- _TASK ITEM_:
Every line that holds the word "frequency" needs to be copied from the data below.

- _MATERIAL FOR THE TASK_:
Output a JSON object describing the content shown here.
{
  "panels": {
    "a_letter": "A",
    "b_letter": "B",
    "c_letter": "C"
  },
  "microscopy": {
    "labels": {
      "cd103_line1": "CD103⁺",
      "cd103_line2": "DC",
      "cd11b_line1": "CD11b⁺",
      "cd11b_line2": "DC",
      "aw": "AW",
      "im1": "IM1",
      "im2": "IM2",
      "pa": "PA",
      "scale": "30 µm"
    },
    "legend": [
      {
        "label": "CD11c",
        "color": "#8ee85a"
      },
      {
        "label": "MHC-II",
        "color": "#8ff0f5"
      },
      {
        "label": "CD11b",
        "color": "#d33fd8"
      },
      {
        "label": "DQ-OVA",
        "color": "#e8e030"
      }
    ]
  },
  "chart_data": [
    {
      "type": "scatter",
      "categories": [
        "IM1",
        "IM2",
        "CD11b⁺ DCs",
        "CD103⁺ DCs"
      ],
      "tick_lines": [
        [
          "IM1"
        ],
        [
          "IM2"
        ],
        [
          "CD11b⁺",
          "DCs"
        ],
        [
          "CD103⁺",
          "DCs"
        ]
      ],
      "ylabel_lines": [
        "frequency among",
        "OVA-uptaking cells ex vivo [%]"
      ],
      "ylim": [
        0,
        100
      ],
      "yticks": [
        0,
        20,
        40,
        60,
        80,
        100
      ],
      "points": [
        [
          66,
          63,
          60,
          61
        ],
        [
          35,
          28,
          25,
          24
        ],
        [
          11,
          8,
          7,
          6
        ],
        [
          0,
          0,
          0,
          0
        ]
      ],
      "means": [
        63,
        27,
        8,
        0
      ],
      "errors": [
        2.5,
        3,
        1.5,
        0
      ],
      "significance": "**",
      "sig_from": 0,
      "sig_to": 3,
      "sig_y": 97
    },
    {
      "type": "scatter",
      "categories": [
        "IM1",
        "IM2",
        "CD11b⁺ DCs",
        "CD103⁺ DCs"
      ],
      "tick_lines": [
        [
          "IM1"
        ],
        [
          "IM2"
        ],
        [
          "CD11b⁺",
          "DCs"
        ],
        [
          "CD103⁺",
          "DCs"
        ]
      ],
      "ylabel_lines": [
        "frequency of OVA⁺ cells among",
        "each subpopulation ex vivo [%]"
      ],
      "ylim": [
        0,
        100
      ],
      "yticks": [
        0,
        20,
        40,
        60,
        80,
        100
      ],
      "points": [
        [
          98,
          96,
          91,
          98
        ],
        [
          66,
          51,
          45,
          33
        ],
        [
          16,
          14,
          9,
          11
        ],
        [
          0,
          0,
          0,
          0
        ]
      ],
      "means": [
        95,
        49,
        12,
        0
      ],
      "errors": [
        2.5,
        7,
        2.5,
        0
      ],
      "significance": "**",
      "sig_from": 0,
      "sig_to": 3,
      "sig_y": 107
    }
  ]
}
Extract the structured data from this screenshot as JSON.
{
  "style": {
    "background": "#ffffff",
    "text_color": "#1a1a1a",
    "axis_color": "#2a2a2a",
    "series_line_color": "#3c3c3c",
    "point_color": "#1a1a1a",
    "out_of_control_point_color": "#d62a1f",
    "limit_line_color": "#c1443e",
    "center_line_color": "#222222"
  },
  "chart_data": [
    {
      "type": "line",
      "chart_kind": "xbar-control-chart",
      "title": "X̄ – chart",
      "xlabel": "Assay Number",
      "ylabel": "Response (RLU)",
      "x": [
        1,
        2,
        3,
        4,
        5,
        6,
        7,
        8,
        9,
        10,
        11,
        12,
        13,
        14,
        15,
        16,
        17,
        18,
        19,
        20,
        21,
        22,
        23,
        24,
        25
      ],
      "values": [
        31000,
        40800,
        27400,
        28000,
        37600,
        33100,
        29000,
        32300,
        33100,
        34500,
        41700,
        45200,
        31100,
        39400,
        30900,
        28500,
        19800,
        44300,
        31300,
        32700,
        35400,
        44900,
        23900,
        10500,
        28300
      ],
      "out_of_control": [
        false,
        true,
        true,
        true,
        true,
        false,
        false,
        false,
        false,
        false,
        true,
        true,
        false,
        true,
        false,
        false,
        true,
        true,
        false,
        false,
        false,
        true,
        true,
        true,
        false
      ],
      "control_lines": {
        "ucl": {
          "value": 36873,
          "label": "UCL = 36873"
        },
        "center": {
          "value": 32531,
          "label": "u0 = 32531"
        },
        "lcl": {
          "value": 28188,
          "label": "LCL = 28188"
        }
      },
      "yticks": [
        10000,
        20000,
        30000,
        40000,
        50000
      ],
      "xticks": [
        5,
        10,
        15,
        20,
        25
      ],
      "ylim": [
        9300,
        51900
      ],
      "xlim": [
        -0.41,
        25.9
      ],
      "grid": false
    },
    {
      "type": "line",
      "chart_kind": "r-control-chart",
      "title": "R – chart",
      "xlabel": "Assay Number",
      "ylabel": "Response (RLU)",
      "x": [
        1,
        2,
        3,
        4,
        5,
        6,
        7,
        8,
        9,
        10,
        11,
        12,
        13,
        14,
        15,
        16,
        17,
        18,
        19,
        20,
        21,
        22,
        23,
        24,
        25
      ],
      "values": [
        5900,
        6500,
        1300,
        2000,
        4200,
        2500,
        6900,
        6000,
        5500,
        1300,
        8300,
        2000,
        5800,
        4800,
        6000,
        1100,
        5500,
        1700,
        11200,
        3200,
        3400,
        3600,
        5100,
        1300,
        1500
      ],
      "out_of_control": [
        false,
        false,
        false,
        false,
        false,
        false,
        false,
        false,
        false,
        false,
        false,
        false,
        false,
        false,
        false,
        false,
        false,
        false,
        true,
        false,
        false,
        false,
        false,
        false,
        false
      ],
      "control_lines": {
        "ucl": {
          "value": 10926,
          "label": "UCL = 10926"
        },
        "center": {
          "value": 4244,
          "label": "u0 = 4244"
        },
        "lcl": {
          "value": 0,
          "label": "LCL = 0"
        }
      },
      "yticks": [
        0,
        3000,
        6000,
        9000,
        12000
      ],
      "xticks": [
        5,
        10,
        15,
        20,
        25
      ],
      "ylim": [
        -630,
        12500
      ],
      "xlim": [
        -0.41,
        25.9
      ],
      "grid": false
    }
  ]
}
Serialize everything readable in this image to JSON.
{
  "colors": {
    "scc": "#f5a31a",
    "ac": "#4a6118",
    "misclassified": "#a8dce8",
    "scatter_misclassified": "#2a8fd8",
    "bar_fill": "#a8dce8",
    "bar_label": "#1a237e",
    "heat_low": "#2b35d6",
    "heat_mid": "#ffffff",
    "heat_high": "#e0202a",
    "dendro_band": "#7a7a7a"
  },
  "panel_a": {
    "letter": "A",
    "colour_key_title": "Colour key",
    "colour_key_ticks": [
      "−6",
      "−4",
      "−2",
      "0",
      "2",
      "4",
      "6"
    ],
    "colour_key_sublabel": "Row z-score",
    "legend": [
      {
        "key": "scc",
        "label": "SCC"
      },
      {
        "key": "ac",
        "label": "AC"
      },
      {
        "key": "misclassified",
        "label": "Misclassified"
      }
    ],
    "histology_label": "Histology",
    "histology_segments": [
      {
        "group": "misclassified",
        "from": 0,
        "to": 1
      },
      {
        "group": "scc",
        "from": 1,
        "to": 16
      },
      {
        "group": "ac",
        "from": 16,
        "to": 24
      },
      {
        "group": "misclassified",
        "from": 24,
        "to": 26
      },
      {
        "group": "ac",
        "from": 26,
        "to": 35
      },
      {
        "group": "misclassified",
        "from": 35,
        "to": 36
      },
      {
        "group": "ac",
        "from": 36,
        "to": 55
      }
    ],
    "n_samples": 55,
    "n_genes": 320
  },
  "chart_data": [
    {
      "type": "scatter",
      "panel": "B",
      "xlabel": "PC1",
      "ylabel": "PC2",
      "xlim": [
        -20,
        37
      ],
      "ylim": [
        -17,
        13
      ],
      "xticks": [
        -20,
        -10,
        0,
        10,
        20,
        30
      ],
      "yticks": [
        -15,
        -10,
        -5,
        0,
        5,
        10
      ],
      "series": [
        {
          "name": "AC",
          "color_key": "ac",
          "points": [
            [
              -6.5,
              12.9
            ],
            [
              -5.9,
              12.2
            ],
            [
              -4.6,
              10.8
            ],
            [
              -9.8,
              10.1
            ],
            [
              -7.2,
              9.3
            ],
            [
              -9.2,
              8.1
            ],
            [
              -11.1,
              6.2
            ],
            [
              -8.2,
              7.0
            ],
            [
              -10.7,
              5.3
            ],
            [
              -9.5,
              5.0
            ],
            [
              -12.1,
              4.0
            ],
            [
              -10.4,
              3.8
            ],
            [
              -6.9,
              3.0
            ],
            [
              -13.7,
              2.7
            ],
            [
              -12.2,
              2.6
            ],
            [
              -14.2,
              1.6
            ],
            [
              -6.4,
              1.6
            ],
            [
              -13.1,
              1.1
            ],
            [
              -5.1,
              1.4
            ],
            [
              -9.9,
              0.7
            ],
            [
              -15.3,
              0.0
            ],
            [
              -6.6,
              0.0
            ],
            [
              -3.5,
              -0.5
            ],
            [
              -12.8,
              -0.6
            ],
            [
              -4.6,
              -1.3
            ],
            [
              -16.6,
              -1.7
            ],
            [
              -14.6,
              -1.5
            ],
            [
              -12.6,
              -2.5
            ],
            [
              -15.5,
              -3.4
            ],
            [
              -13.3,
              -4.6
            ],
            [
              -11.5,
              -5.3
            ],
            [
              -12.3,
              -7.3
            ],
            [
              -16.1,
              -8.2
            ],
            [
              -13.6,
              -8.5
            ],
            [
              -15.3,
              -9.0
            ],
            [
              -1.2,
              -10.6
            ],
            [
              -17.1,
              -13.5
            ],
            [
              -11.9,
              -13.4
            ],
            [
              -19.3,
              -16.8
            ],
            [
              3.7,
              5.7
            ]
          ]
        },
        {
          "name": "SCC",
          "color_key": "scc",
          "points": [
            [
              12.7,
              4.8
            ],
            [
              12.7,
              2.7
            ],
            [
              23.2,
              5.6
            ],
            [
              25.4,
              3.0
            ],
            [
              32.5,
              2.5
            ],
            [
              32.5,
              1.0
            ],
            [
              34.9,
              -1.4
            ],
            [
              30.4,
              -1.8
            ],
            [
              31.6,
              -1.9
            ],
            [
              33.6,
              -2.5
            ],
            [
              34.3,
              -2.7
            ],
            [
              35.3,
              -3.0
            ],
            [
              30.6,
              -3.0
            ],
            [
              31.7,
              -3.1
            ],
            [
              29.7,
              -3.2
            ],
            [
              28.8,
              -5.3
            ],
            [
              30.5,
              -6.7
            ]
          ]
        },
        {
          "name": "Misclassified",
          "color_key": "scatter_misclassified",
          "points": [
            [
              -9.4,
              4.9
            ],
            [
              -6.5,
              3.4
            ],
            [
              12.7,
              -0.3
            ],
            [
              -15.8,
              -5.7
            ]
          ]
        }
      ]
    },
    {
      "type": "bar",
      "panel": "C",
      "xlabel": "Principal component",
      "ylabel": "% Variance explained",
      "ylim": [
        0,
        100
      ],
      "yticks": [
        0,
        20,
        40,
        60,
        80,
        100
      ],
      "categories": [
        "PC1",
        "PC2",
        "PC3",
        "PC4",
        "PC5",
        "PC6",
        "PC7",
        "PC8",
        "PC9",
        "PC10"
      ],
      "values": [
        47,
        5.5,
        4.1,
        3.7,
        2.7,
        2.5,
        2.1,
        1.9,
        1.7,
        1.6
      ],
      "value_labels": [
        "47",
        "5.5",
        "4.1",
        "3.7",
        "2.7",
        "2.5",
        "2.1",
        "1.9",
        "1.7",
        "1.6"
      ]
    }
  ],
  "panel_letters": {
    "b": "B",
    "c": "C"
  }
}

- _EXERCISE SOLUTION_:
        "frequency among",
        "frequency of OVA⁺ cells among",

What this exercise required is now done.